● WHAT IS NEEDED
Reproduce the material in full, unchanged.

● Stored data
## Start
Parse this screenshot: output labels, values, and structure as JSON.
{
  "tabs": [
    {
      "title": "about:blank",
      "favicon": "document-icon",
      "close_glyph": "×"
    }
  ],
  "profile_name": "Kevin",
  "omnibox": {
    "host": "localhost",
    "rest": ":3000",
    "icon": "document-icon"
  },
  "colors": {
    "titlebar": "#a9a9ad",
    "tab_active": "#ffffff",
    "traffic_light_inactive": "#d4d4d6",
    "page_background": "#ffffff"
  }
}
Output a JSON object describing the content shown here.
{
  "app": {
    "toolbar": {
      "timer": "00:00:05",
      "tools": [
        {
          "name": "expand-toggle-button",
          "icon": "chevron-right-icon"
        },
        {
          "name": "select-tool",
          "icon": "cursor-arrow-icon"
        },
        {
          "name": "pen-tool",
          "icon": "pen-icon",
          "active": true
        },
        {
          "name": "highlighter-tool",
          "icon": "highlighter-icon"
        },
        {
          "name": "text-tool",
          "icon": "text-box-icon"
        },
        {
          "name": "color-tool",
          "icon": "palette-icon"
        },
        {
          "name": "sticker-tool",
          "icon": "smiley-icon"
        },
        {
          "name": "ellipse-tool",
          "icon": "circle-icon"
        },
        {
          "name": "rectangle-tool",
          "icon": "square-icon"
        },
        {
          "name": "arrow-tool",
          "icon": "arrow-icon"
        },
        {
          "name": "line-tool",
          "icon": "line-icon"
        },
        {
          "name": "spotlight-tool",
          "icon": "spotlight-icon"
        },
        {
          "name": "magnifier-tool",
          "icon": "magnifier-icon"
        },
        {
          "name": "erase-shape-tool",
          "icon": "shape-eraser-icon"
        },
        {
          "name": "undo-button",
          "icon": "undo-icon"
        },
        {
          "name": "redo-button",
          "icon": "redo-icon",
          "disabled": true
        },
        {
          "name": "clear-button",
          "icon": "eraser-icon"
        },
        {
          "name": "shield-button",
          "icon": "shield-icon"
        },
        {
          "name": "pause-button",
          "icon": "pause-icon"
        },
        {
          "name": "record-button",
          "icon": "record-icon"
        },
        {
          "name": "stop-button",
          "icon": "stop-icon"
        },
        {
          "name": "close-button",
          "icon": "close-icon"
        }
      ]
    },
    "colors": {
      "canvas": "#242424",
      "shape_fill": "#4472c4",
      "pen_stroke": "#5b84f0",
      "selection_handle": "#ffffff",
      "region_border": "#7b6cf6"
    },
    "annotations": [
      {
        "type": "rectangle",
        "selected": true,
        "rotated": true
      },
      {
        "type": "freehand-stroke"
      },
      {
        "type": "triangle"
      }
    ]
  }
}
## End
● WRITTEN ANSWER
Parse this screenshot: output labels, values, and structure as JSON.
{
  "tabs": [
    {
      "title": "about:blank",
      "favicon": "document-icon",
      "close_glyph": "×"
    }
  ],
  "profile_name": "Kevin",
  "omnibox": {
    "host": "localhost",
    "rest": ":3000",
    "icon": "document-icon"
  },
  "colors": {
    "titlebar": "#a9a9ad",
    "tab_active": "#ffffff",
    "traffic_light_inactive": "#d4d4d6",
    "page_background": "#ffffff"
  }
}
Output a JSON object describing the content shown here.
{
  "app": {
    "toolbar": {
      "timer": "00:00:05",
      "tools": [
        {
          "name": "expand-toggle-button",
          "icon": "chevron-right-icon"
        },
        {
          "name": "select-tool",
          "icon": "cursor-arrow-icon"
        },
        {
          "name": "pen-tool",
          "icon": "pen-icon",
          "active": true
        },
        {
          "name": "highlighter-tool",
          "icon": "highlighter-icon"
        },
        {
          "name": "text-tool",
          "icon": "text-box-icon"
        },
        {
          "name": "color-tool",
          "icon": "palette-icon"
        },
        {
          "name": "sticker-tool",
          "icon": "smiley-icon"
        },
        {
          "name": "ellipse-tool",
          "icon": "circle-icon"
        },
        {
          "name": "rectangle-tool",
          "icon": "square-icon"
        },
        {
          "name": "arrow-tool",
          "icon": "arrow-icon"
        },
        {
          "name": "line-tool",
          "icon": "line-icon"
        },
        {
          "name": "spotlight-tool",
          "icon": "spotlight-icon"
        },
        {
          "name": "magnifier-tool",
          "icon": "magnifier-icon"
        },
        {
          "name": "erase-shape-tool",
          "icon": "shape-eraser-icon"
        },
        {
          "name": "undo-button",
          "icon": "undo-icon"
        },
        {
          "name": "redo-button",
          "icon": "redo-icon",
          "disabled": true
        },
        {
          "name": "clear-button",
          "icon": "eraser-icon"
        },
        {
          "name": "shield-button",
          "icon": "shield-icon"
        },
        {
          "name": "pause-button",
          "icon": "pause-icon"
        },
        {
          "name": "record-button",
          "icon": "record-icon"
        },
        {
          "name": "stop-button",
          "icon": "stop-icon"
        },
        {
          "name": "close-button",
          "icon": "close-icon"
        }
      ]
    },
    "colors": {
      "canvas": "#242424",
      "shape_fill": "#4472c4",
      "pen_stroke": "#5b84f0",
      "selection_handle": "#ffffff",
      "region_border": "#7b6cf6"
    },
    "annotations": [
      {
        "type": "rectangle",
        "selected": true,
        "rotated": true
      },
      {
        "type": "freehand-stroke"
      },
      {
        "type": "triangle"
      }
    ]
  }
}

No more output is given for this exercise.